Given instruction: Using the listing below, select the lines with the word "CORRELATION" and copy them.

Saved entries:
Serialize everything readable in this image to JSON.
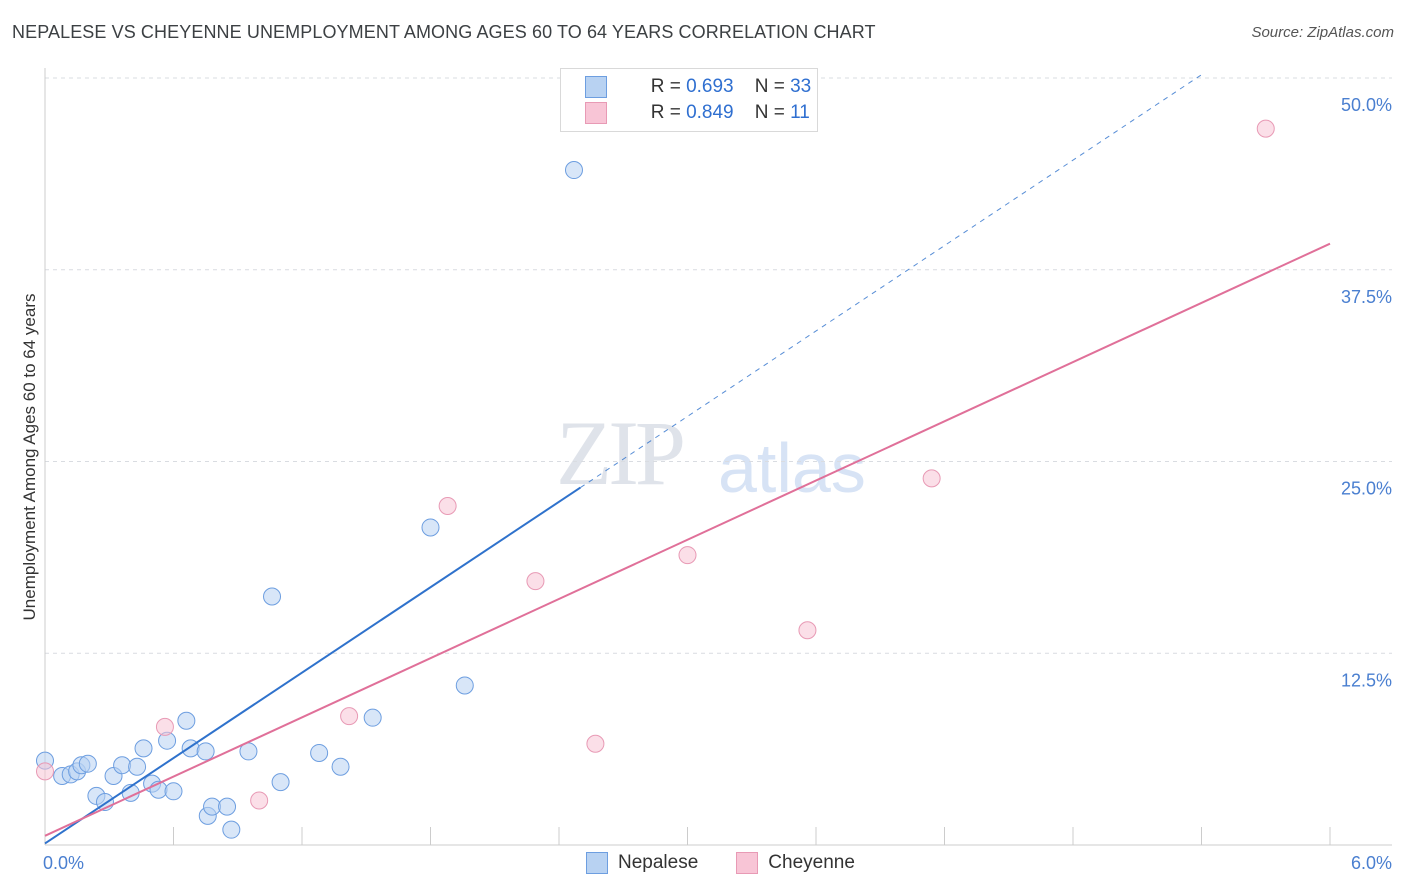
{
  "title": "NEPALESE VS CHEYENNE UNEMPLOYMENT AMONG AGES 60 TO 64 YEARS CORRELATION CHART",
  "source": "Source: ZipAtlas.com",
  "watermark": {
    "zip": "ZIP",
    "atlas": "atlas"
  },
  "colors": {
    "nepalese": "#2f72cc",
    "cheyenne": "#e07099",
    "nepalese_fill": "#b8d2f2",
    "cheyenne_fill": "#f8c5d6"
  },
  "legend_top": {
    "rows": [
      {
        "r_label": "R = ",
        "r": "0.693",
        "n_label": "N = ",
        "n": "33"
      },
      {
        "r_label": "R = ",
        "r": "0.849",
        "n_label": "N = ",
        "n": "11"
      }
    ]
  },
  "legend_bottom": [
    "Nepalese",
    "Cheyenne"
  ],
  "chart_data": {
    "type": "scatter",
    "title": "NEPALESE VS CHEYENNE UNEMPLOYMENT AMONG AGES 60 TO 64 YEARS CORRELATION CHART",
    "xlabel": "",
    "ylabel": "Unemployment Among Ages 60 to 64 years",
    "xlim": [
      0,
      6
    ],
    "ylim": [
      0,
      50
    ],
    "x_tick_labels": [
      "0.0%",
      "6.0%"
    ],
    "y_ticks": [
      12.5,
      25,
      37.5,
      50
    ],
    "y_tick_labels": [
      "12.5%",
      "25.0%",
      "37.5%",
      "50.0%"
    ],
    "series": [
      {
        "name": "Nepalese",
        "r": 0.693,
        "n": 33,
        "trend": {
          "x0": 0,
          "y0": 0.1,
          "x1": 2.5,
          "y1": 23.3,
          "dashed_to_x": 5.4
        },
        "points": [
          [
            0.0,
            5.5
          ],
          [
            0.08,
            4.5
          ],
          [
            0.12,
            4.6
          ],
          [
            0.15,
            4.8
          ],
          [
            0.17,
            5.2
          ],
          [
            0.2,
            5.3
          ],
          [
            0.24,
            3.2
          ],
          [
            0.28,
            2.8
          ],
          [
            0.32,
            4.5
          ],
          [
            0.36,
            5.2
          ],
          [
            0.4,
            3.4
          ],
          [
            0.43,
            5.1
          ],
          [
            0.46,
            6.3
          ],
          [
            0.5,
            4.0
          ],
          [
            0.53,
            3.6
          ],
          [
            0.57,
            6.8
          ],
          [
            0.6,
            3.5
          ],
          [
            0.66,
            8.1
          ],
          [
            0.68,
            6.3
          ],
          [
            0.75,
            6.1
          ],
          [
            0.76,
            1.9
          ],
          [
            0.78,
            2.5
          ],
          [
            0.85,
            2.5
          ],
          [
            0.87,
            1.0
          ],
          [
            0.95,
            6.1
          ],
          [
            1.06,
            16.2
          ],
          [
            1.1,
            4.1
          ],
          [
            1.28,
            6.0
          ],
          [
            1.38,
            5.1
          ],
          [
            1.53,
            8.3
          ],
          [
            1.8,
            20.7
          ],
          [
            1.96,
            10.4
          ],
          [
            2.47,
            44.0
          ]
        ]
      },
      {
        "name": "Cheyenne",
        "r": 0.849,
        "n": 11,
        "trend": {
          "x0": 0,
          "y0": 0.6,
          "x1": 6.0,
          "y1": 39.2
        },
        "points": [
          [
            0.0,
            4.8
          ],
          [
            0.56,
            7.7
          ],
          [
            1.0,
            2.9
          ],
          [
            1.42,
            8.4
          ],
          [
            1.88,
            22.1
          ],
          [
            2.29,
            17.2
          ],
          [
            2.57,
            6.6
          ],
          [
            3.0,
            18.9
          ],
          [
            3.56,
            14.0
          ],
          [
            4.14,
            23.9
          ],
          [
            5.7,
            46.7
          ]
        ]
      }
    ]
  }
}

Response to this task:
  "title": "NEPALESE VS CHEYENNE UNEMPLOYMENT AMONG AGES 60 TO 64 YEARS CORRELATION CHART",
    "title": "NEPALESE VS CHEYENNE UNEMPLOYMENT AMONG AGES 60 TO 64 YEARS CORRELATION CHART",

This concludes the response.